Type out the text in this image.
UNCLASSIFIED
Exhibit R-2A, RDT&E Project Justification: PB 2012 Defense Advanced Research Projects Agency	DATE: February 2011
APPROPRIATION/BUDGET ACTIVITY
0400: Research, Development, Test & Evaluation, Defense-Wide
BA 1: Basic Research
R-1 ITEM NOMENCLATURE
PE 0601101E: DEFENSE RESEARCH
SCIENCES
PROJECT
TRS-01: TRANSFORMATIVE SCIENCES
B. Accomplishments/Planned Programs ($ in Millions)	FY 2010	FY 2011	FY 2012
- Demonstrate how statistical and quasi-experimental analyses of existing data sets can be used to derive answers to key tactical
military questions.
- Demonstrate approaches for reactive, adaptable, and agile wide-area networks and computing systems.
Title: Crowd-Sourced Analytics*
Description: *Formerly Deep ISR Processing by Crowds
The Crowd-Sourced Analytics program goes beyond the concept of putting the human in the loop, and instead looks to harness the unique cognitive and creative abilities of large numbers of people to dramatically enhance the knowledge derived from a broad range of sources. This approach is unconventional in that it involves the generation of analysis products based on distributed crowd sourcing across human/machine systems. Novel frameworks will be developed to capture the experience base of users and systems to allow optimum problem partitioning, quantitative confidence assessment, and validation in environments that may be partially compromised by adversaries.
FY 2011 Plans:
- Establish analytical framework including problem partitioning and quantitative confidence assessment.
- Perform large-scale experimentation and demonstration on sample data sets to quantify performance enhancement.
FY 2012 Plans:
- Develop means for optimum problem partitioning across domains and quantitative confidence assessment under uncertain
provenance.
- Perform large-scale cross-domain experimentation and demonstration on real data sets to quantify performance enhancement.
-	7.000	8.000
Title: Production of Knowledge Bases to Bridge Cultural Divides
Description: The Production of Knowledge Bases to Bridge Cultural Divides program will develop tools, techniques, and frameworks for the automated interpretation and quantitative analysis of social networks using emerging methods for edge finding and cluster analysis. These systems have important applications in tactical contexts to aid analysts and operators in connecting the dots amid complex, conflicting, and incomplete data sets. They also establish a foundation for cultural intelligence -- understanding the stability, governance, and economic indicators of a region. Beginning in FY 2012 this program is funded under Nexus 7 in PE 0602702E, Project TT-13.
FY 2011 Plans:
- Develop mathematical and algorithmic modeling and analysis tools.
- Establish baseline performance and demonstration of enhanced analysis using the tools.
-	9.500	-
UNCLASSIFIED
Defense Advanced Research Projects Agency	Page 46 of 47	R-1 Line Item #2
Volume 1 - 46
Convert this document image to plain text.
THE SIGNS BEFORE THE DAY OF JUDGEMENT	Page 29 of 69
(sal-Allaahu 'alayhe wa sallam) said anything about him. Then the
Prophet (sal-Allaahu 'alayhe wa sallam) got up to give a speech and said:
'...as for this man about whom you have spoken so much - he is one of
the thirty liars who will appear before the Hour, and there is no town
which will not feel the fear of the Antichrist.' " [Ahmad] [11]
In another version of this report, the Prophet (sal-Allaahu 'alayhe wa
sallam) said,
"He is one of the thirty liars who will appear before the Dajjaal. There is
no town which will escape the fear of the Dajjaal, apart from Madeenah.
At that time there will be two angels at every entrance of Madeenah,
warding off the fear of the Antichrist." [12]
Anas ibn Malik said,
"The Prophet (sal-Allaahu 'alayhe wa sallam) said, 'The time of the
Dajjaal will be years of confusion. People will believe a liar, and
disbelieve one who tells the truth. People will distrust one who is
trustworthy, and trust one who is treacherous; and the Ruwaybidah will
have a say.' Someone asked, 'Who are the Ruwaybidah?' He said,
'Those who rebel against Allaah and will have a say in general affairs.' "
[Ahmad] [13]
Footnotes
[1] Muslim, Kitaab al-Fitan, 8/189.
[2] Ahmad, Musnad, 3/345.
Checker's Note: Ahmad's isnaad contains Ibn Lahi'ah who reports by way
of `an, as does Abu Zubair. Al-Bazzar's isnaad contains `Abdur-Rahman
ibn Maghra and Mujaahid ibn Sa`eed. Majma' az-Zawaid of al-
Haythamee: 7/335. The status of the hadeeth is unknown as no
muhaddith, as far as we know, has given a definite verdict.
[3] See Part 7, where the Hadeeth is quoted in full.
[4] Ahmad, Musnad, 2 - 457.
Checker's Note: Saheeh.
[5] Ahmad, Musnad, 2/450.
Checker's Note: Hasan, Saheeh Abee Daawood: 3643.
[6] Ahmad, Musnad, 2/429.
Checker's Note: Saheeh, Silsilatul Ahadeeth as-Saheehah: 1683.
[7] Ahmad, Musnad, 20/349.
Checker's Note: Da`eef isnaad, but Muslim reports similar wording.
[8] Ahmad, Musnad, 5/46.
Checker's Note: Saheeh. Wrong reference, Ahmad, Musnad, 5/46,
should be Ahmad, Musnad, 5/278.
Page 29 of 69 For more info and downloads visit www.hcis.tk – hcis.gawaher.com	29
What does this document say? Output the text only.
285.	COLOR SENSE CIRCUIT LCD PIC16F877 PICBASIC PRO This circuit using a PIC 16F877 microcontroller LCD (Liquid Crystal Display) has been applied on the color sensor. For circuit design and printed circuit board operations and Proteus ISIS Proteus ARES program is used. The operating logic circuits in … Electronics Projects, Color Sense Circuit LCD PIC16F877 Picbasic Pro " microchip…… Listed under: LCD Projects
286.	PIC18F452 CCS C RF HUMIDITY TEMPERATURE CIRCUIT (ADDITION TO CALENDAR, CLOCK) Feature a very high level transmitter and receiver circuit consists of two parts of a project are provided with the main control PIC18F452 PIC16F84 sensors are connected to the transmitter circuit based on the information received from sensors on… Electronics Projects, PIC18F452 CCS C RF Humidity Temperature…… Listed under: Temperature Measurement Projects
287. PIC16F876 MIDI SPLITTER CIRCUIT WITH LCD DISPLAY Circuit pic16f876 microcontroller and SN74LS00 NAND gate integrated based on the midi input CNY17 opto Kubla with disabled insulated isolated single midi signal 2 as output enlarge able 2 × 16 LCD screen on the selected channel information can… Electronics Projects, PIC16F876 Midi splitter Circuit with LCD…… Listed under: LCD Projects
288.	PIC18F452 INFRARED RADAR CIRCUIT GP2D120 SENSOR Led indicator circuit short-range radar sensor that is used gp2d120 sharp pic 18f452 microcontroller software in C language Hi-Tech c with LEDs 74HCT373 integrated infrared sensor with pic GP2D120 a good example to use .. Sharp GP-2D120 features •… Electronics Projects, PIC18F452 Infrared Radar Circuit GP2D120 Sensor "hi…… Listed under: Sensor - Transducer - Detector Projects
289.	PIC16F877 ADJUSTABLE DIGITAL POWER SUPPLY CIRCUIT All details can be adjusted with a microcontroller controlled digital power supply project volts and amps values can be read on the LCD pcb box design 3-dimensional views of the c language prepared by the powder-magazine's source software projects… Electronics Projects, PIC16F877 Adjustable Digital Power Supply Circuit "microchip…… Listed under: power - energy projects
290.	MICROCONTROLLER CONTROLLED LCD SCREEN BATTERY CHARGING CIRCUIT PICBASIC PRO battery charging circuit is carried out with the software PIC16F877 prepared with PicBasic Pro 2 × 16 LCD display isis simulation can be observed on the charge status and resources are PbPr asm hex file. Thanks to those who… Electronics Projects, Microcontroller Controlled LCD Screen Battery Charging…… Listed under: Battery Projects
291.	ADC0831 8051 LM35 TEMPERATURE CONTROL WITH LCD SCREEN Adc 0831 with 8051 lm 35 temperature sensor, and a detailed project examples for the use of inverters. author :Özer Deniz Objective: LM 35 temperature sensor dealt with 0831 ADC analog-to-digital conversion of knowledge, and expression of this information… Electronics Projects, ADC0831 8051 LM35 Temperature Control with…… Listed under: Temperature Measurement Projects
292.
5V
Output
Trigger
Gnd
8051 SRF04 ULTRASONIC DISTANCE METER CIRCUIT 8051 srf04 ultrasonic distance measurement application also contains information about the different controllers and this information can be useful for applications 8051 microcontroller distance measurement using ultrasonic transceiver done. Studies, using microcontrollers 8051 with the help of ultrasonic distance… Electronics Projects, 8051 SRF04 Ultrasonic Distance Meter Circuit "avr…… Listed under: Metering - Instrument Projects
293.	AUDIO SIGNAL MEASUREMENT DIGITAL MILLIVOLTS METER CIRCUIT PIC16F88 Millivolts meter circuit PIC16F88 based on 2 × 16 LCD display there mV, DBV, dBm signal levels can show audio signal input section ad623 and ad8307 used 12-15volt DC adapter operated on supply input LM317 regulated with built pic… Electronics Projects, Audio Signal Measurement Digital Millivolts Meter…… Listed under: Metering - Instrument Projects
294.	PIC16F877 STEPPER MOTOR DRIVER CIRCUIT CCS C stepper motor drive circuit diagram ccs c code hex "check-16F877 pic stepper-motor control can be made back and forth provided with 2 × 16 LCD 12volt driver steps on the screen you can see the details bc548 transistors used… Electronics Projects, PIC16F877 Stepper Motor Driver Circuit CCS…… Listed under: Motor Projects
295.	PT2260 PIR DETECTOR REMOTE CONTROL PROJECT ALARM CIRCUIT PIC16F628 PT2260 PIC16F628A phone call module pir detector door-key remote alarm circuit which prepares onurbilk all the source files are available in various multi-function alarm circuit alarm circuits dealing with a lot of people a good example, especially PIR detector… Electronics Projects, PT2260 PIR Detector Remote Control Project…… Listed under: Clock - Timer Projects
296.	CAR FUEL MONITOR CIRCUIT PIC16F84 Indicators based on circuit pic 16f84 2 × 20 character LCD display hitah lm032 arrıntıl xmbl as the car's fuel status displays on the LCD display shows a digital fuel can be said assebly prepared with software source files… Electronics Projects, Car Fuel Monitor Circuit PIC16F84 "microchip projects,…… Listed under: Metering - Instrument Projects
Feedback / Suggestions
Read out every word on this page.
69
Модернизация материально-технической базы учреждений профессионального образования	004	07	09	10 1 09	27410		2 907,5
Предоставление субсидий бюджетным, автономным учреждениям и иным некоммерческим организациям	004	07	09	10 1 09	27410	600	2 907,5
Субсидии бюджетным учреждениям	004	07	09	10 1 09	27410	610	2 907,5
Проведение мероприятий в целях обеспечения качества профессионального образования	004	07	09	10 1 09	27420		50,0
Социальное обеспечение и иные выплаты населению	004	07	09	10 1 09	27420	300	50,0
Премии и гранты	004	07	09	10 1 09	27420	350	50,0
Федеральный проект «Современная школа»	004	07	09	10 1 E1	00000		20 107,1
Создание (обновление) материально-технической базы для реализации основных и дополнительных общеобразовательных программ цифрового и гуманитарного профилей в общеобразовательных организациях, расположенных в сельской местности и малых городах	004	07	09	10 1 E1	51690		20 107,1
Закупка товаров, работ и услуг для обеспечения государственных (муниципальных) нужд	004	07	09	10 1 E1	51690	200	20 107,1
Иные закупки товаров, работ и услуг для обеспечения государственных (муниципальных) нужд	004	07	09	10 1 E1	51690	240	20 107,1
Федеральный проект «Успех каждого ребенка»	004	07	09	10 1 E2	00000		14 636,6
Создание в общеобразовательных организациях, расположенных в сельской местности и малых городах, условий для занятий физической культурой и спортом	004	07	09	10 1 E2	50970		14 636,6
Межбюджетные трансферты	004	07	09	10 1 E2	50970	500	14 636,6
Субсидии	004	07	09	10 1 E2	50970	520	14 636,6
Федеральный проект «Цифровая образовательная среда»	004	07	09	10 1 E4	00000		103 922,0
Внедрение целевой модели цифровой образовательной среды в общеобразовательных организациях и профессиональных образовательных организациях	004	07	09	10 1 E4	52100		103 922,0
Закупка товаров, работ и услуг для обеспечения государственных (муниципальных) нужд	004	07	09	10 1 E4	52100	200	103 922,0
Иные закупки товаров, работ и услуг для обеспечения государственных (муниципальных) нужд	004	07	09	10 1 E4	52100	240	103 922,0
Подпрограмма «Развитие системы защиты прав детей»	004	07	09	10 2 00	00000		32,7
──────────────────────────────
[Task objective]:
Gather all the lines that include the word "Temperature" and copy them out.

[Answer to the exercise]:
286.	PIC18F452 CCS C RF HUMIDITY TEMPERATURE CIRCUIT (ADDITION TO CALENDAR, CLOCK) Feature a very high level transmitter and receiver circuit consists of two parts of a project are provided with the main control PIC18F452 PIC16F84 sensors are connected to the transmitter circuit based on the information received from sensors on… Electronics Projects, PIC18F452 CCS C RF Humidity Temperature…… Listed under: Temperature Measurement Projects
291.	ADC0831 8051 LM35 TEMPERATURE CONTROL WITH LCD SCREEN Adc 0831 with 8051 lm 35 temperature sensor, and a detailed project examples for the use of inverters. author :Özer Deniz Objective: LM 35 temperature sensor dealt with 0831 ADC analog-to-digital conversion of knowledge, and expression of this information… Electronics Projects, ADC0831 8051 LM35 Temperature Control with…… Listed under: Temperature Measurement Projects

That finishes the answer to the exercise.